(Entries from a dataset)

§

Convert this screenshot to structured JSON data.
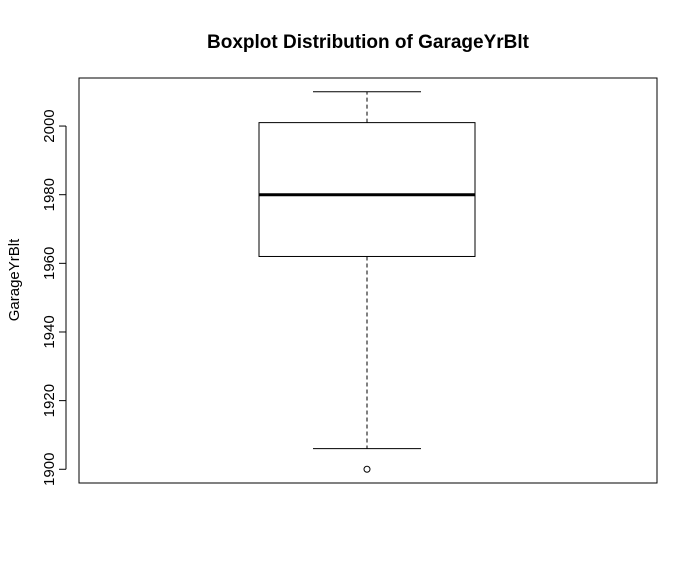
{
  "chart_data": {
    "type": "boxplot",
    "title": "Boxplot Distribution of GarageYrBlt",
    "xlabel": "",
    "ylabel": "GarageYrBlt",
    "ylim": [
      1896,
      2014
    ],
    "yticks": [
      1900,
      1920,
      1940,
      1960,
      1980,
      2000
    ],
    "grid": false,
    "boxes": [
      {
        "whisker_low": 1906,
        "q1": 1962,
        "median": 1980,
        "q3": 2001,
        "whisker_high": 2010,
        "outliers": [
          1900
        ]
      }
    ],
    "colors": {
      "line": "#000000",
      "box_fill": "#ffffff"
    }
  }
}
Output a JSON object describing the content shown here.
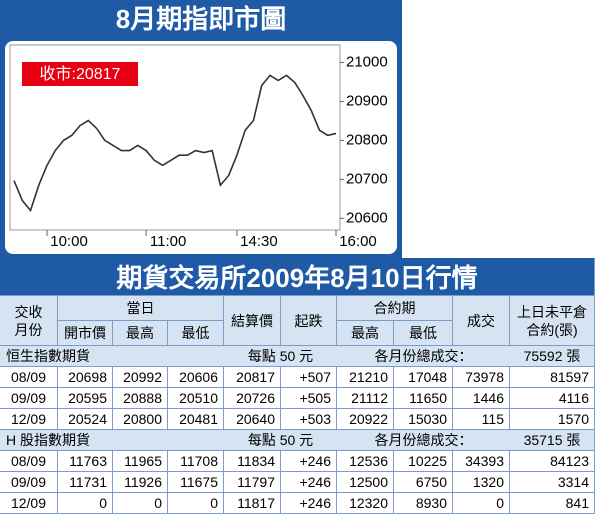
{
  "chart_data": {
    "type": "line",
    "title": "8月期指即市圖",
    "annotation": "收市:20817",
    "color": "#333333",
    "categories": [
      null,
      null,
      null,
      null,
      "10:00",
      null,
      null,
      null,
      null,
      null,
      null,
      null,
      null,
      null,
      null,
      null,
      "11:00",
      null,
      null,
      null,
      null,
      null,
      null,
      null,
      null,
      null,
      null,
      "14:30",
      null,
      null,
      null,
      null,
      null,
      null,
      null,
      null,
      null,
      null,
      null,
      "16:00"
    ],
    "values": [
      20697,
      20646,
      20620,
      20685,
      20736,
      20774,
      20800,
      20813,
      20838,
      20851,
      20831,
      20800,
      20787,
      20774,
      20774,
      20787,
      20774,
      20749,
      20736,
      20749,
      20762,
      20762,
      20774,
      20769,
      20774,
      20685,
      20710,
      20762,
      20826,
      20851,
      20941,
      20967,
      20954,
      20967,
      20949,
      20915,
      20877,
      20826,
      20813,
      20818
    ],
    "ylim": [
      20570,
      21045
    ],
    "yticks": [
      20600,
      20700,
      20800,
      20900,
      21000
    ],
    "grid": false
  },
  "table": {
    "title": "期貨交易所2009年8月10日行情",
    "header": {
      "month": [
        "交收",
        "月份"
      ],
      "day": "當日",
      "open": "開市價",
      "high": "最高",
      "low": "最低",
      "settle": "結算價",
      "change": "起跌",
      "contract": "合約期",
      "chigh": "最高",
      "clow": "最低",
      "volume": "成交",
      "oi": [
        "上日未平倉",
        "合約(張)"
      ]
    },
    "groups": [
      {
        "name": "恒生指數期貨",
        "unit": "每點 50 元",
        "total_label": "各月份總成交：",
        "total": "75592 張",
        "rows": [
          [
            "08/09",
            "20698",
            "20992",
            "20606",
            "20817",
            "+507",
            "21210",
            "17048",
            "73978",
            "81597"
          ],
          [
            "09/09",
            "20595",
            "20888",
            "20510",
            "20726",
            "+505",
            "21112",
            "11650",
            "1446",
            "4116"
          ],
          [
            "12/09",
            "20524",
            "20800",
            "20481",
            "20640",
            "+503",
            "20922",
            "15030",
            "115",
            "1570"
          ]
        ]
      },
      {
        "name": "H 股指數期貨",
        "unit": "每點 50 元",
        "total_label": "各月份總成交：",
        "total": "35715 張",
        "rows": [
          [
            "08/09",
            "11763",
            "11965",
            "11708",
            "11834",
            "+246",
            "12536",
            "10225",
            "34393",
            "84123"
          ],
          [
            "09/09",
            "11731",
            "11926",
            "11675",
            "11797",
            "+246",
            "12500",
            "6750",
            "1320",
            "3314"
          ],
          [
            "12/09",
            "0",
            "0",
            "0",
            "11817",
            "+246",
            "12320",
            "8930",
            "0",
            "841"
          ]
        ]
      }
    ]
  }
}
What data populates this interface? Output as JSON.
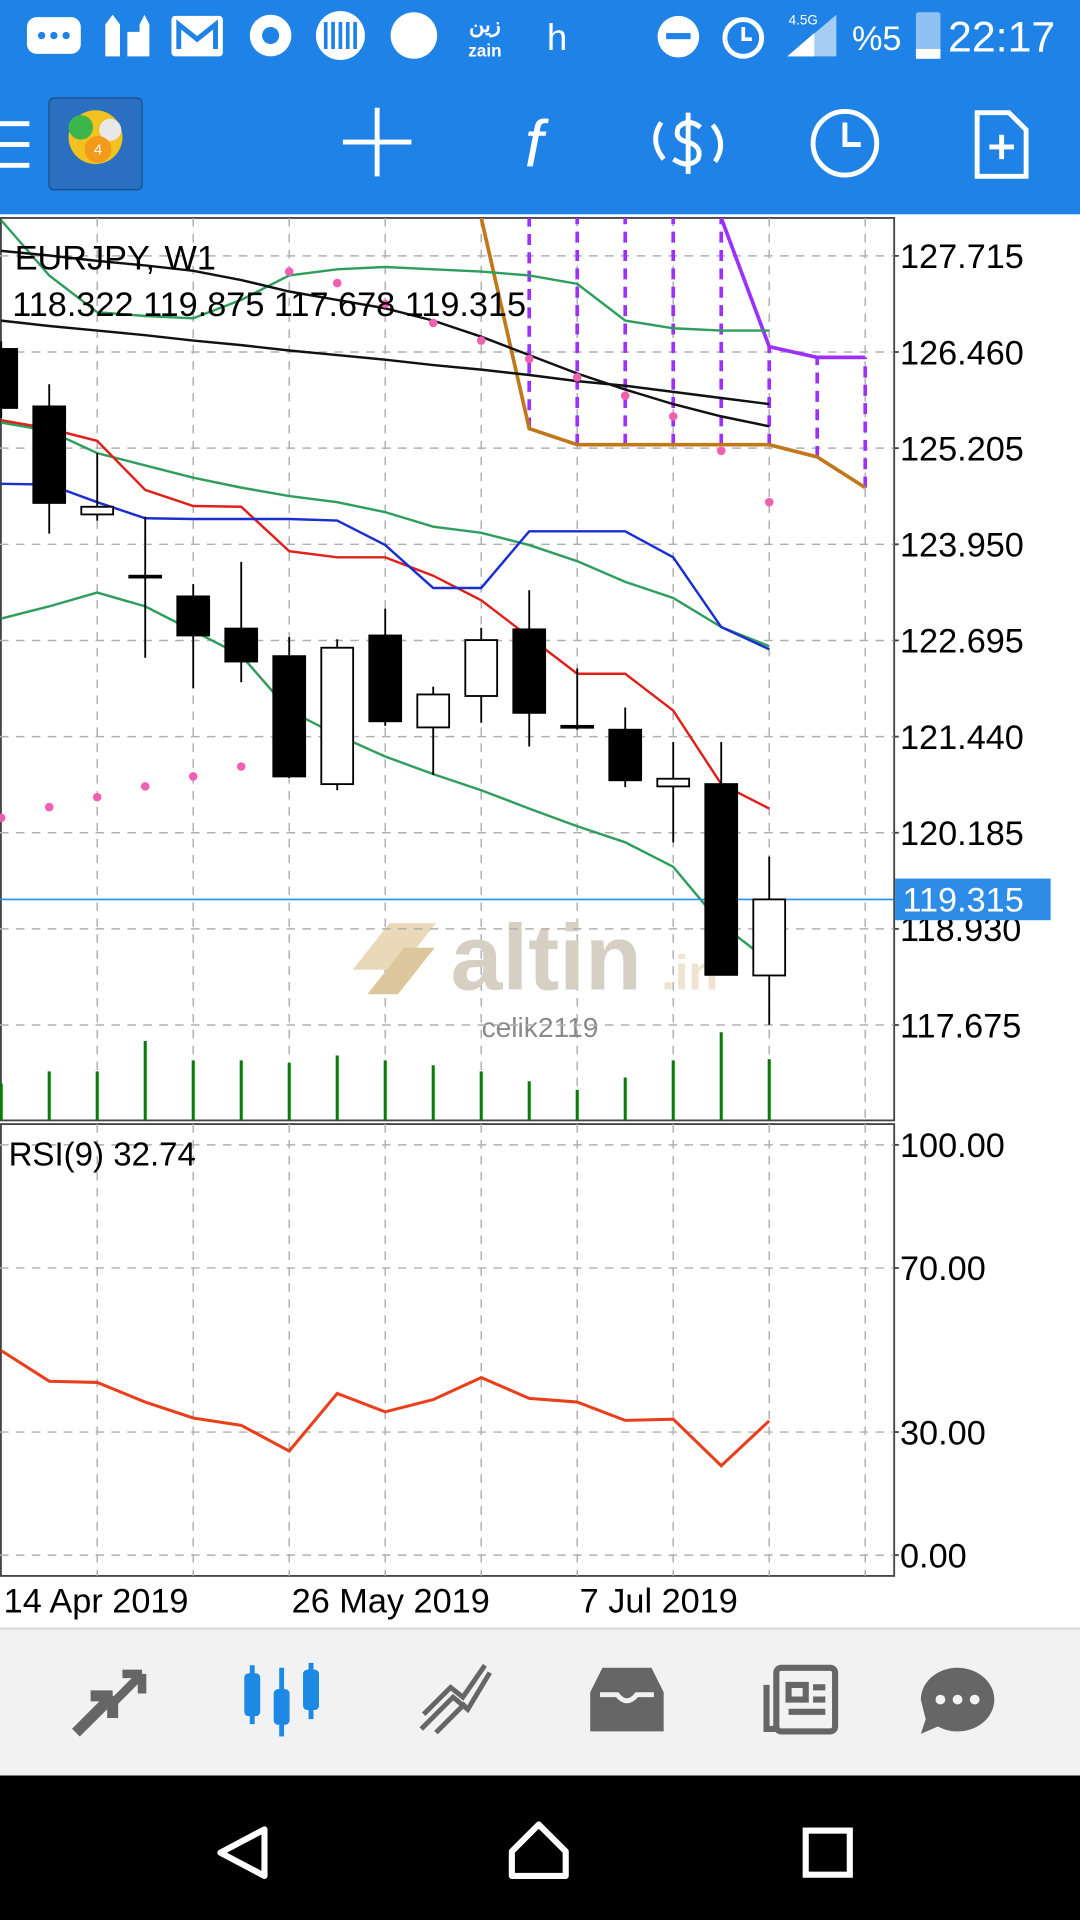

§

**PROBLEM TO WORK ON:** Pictures are excluded; copy every other part of the records exactly.

**EXERCISE SOLUTION:**
Convert this screenshot to structured JSON data.
{
  "chart_data": {
    "type": "boxplot",
    "title": "Boxplot Distribution of GarageYrBlt",
    "xlabel": "",
    "ylabel": "GarageYrBlt",
    "ylim": [
      1896,
      2014
    ],
    "yticks": [
      1900,
      1920,
      1940,
      1960,
      1980,
      2000
    ],
    "grid": false,
    "boxes": [
      {
        "whisker_low": 1906,
        "q1": 1962,
        "median": 1980,
        "q3": 2001,
        "whisker_high": 2010,
        "outliers": [
          1900
        ]
      }
    ],
    "colors": {
      "line": "#000000",
      "box_fill": "#ffffff"
    }
  }
}
Output a JSON object describing the content shown here.
{
  "chart_data": {
    "type": "line",
    "title": "8月期指即市圖",
    "annotation": "收市:20817",
    "color": "#333333",
    "categories": [
      null,
      null,
      null,
      null,
      "10:00",
      null,
      null,
      null,
      null,
      null,
      null,
      null,
      null,
      null,
      null,
      null,
      "11:00",
      null,
      null,
      null,
      null,
      null,
      null,
      null,
      null,
      null,
      null,
      "14:30",
      null,
      null,
      null,
      null,
      null,
      null,
      null,
      null,
      null,
      null,
      null,
      "16:00"
    ],
    "values": [
      20697,
      20646,
      20620,
      20685,
      20736,
      20774,
      20800,
      20813,
      20838,
      20851,
      20831,
      20800,
      20787,
      20774,
      20774,
      20787,
      20774,
      20749,
      20736,
      20749,
      20762,
      20762,
      20774,
      20769,
      20774,
      20685,
      20710,
      20762,
      20826,
      20851,
      20941,
      20967,
      20954,
      20967,
      20949,
      20915,
      20877,
      20826,
      20813,
      20818
    ],
    "ylim": [
      20570,
      21045
    ],
    "yticks": [
      20600,
      20700,
      20800,
      20900,
      21000
    ],
    "grid": false
  },
  "table": {
    "title": "期貨交易所2009年8月10日行情",
    "header": {
      "month": [
        "交收",
        "月份"
      ],
      "day": "當日",
      "open": "開市價",
      "high": "最高",
      "low": "最低",
      "settle": "結算價",
      "change": "起跌",
      "contract": "合約期",
      "chigh": "最高",
      "clow": "最低",
      "volume": "成交",
      "oi": [
        "上日未平倉",
        "合約(張)"
      ]
    },
    "groups": [
      {
        "name": "恒生指數期貨",
        "unit": "每點 50 元",
        "total_label": "各月份總成交：",
        "total": "75592 張",
        "rows": [
          [
            "08/09",
            "20698",
            "20992",
            "20606",
            "20817",
            "+507",
            "21210",
            "17048",
            "73978",
            "81597"
          ],
          [
            "09/09",
            "20595",
            "20888",
            "20510",
            "20726",
            "+505",
            "21112",
            "11650",
            "1446",
            "4116"
          ],
          [
            "12/09",
            "20524",
            "20800",
            "20481",
            "20640",
            "+503",
            "20922",
            "15030",
            "115",
            "1570"
          ]
        ]
      },
      {
        "name": "H 股指數期貨",
        "unit": "每點 50 元",
        "total_label": "各月份總成交：",
        "total": "35715 張",
        "rows": [
          [
            "08/09",
            "11763",
            "11965",
            "11708",
            "11834",
            "+246",
            "12536",
            "10225",
            "34393",
            "84123"
          ],
          [
            "09/09",
            "11731",
            "11926",
            "11675",
            "11797",
            "+246",
            "12500",
            "6750",
            "1320",
            "3314"
          ],
          [
            "12/09",
            "0",
            "0",
            "0",
            "11817",
            "+246",
            "12320",
            "8930",
            "0",
            "841"
          ]
        ]
      }
    ]
  }
}
What data populates this interface? Output as JSON.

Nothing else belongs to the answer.